— START OF MATERIAL FOR THIS TASK —

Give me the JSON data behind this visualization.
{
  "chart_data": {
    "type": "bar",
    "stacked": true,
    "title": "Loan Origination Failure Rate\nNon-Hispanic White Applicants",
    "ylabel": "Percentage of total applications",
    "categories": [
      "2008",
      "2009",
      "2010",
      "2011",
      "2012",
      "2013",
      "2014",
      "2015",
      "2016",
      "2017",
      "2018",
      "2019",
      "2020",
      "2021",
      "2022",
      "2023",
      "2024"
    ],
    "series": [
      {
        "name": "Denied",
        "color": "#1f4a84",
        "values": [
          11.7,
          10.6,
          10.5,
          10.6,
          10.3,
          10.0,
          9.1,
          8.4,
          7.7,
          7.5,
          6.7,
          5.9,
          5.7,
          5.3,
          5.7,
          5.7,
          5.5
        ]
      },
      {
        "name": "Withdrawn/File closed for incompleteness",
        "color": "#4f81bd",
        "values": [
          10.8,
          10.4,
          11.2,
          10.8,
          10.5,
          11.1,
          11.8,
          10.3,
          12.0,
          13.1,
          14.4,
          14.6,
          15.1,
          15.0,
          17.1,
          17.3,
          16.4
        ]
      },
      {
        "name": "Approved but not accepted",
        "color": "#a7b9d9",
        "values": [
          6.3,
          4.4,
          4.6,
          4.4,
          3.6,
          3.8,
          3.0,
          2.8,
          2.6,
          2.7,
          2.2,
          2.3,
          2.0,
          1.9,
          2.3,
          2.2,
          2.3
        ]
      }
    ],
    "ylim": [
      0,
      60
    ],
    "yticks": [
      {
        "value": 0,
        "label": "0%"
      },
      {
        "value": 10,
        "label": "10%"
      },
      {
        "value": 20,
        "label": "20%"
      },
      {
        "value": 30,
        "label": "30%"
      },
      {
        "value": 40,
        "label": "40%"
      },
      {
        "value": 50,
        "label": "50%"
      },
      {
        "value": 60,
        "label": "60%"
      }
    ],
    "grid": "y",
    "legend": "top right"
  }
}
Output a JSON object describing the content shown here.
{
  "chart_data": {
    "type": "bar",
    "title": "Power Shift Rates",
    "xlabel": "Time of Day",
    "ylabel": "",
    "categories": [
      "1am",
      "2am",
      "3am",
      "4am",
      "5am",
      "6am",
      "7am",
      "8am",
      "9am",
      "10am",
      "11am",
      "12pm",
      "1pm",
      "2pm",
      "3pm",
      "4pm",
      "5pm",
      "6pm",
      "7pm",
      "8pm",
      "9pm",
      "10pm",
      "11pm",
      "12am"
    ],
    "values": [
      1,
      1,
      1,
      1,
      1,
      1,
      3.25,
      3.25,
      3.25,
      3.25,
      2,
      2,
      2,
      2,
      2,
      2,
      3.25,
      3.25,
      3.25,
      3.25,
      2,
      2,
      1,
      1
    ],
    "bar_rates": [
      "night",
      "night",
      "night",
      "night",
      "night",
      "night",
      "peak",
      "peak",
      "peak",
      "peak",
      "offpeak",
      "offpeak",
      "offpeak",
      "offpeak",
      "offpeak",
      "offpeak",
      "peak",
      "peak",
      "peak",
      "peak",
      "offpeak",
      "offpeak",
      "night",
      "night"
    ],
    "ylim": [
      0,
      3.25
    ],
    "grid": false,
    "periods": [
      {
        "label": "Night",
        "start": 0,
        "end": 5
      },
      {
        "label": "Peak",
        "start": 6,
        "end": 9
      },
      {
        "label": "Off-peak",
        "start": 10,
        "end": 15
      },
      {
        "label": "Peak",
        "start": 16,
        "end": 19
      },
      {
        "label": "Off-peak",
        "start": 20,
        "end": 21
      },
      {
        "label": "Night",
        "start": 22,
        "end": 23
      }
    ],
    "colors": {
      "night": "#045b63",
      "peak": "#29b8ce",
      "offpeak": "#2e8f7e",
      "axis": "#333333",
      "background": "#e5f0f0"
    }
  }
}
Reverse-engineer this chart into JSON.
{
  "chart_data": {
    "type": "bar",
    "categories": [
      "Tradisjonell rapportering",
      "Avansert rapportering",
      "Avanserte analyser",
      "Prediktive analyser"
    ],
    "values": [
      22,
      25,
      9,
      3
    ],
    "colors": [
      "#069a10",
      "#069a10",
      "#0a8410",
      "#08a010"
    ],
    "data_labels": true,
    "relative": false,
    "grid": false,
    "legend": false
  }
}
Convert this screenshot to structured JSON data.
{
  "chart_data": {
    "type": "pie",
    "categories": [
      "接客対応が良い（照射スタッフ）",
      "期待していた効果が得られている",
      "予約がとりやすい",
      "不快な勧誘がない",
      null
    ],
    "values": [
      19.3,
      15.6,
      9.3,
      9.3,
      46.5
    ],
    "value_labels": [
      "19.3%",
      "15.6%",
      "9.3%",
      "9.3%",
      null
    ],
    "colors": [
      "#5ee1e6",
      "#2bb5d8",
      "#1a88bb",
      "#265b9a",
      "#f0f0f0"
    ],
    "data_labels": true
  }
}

— END OF MATERIAL FOR THIS TASK —

Write every line of the material above again, exactly.

### TASK RESPONSE
Give me the JSON data behind this visualization.
{
  "chart_data": {
    "type": "bar",
    "stacked": true,
    "title": "Loan Origination Failure Rate\nNon-Hispanic White Applicants",
    "ylabel": "Percentage of total applications",
    "categories": [
      "2008",
      "2009",
      "2010",
      "2011",
      "2012",
      "2013",
      "2014",
      "2015",
      "2016",
      "2017",
      "2018",
      "2019",
      "2020",
      "2021",
      "2022",
      "2023",
      "2024"
    ],
    "series": [
      {
        "name": "Denied",
        "color": "#1f4a84",
        "values": [
          11.7,
          10.6,
          10.5,
          10.6,
          10.3,
          10.0,
          9.1,
          8.4,
          7.7,
          7.5,
          6.7,
          5.9,
          5.7,
          5.3,
          5.7,
          5.7,
          5.5
        ]
      },
      {
        "name": "Withdrawn/File closed for incompleteness",
        "color": "#4f81bd",
        "values": [
          10.8,
          10.4,
          11.2,
          10.8,
          10.5,
          11.1,
          11.8,
          10.3,
          12.0,
          13.1,
          14.4,
          14.6,
          15.1,
          15.0,
          17.1,
          17.3,
          16.4
        ]
      },
      {
        "name": "Approved but not accepted",
        "color": "#a7b9d9",
        "values": [
          6.3,
          4.4,
          4.6,
          4.4,
          3.6,
          3.8,
          3.0,
          2.8,
          2.6,
          2.7,
          2.2,
          2.3,
          2.0,
          1.9,
          2.3,
          2.2,
          2.3
        ]
      }
    ],
    "ylim": [
      0,
      60
    ],
    "yticks": [
      {
        "value": 0,
        "label": "0%"
      },
      {
        "value": 10,
        "label": "10%"
      },
      {
        "value": 20,
        "label": "20%"
      },
      {
        "value": 30,
        "label": "30%"
      },
      {
        "value": 40,
        "label": "40%"
      },
      {
        "value": 50,
        "label": "50%"
      },
      {
        "value": 60,
        "label": "60%"
      }
    ],
    "grid": "y",
    "legend": "top right"
  }
}
Output a JSON object describing the content shown here.
{
  "chart_data": {
    "type": "bar",
    "title": "Power Shift Rates",
    "xlabel": "Time of Day",
    "ylabel": "",
    "categories": [
      "1am",
      "2am",
      "3am",
      "4am",
      "5am",
      "6am",
      "7am",
      "8am",
      "9am",
      "10am",
      "11am",
      "12pm",
      "1pm",
      "2pm",
      "3pm",
      "4pm",
      "5pm",
      "6pm",
      "7pm",
      "8pm",
      "9pm",
      "10pm",
      "11pm",
      "12am"
    ],
    "values": [
      1,
      1,
      1,
      1,
      1,
      1,
      3.25,
      3.25,
      3.25,
      3.25,
      2,
      2,
      2,
      2,
      2,
      2,
      3.25,
      3.25,
      3.25,
      3.25,
      2,
      2,
      1,
      1
    ],
    "bar_rates": [
      "night",
      "night",
      "night",
      "night",
      "night",
      "night",
      "peak",
      "peak",
      "peak",
      "peak",
      "offpeak",
      "offpeak",
      "offpeak",
      "offpeak",
      "offpeak",
      "offpeak",
      "peak",
      "peak",
      "peak",
      "peak",
      "offpeak",
      "offpeak",
      "night",
      "night"
    ],
    "ylim": [
      0,
      3.25
    ],
    "grid": false,
    "periods": [
      {
        "label": "Night",
        "start": 0,
        "end": 5
      },
      {
        "label": "Peak",
        "start": 6,
        "end": 9
      },
      {
        "label": "Off-peak",
        "start": 10,
        "end": 15
      },
      {
        "label": "Peak",
        "start": 16,
        "end": 19
      },
      {
        "label": "Off-peak",
        "start": 20,
        "end": 21
      },
      {
        "label": "Night",
        "start": 22,
        "end": 23
      }
    ],
    "colors": {
      "night": "#045b63",
      "peak": "#29b8ce",
      "offpeak": "#2e8f7e",
      "axis": "#333333",
      "background": "#e5f0f0"
    }
  }
}
Reverse-engineer this chart into JSON.
{
  "chart_data": {
    "type": "bar",
    "categories": [
      "Tradisjonell rapportering",
      "Avansert rapportering",
      "Avanserte analyser",
      "Prediktive analyser"
    ],
    "values": [
      22,
      25,
      9,
      3
    ],
    "colors": [
      "#069a10",
      "#069a10",
      "#0a8410",
      "#08a010"
    ],
    "data_labels": true,
    "relative": false,
    "grid": false,
    "legend": false
  }
}
Convert this screenshot to structured JSON data.
{
  "chart_data": {
    "type": "pie",
    "categories": [
      "接客対応が良い（照射スタッフ）",
      "期待していた効果が得られている",
      "予約がとりやすい",
      "不快な勧誘がない",
      null
    ],
    "values": [
      19.3,
      15.6,
      9.3,
      9.3,
      46.5
    ],
    "value_labels": [
      "19.3%",
      "15.6%",
      "9.3%",
      "9.3%",
      null
    ],
    "colors": [
      "#5ee1e6",
      "#2bb5d8",
      "#1a88bb",
      "#265b9a",
      "#f0f0f0"
    ],
    "data_labels": true
  }
}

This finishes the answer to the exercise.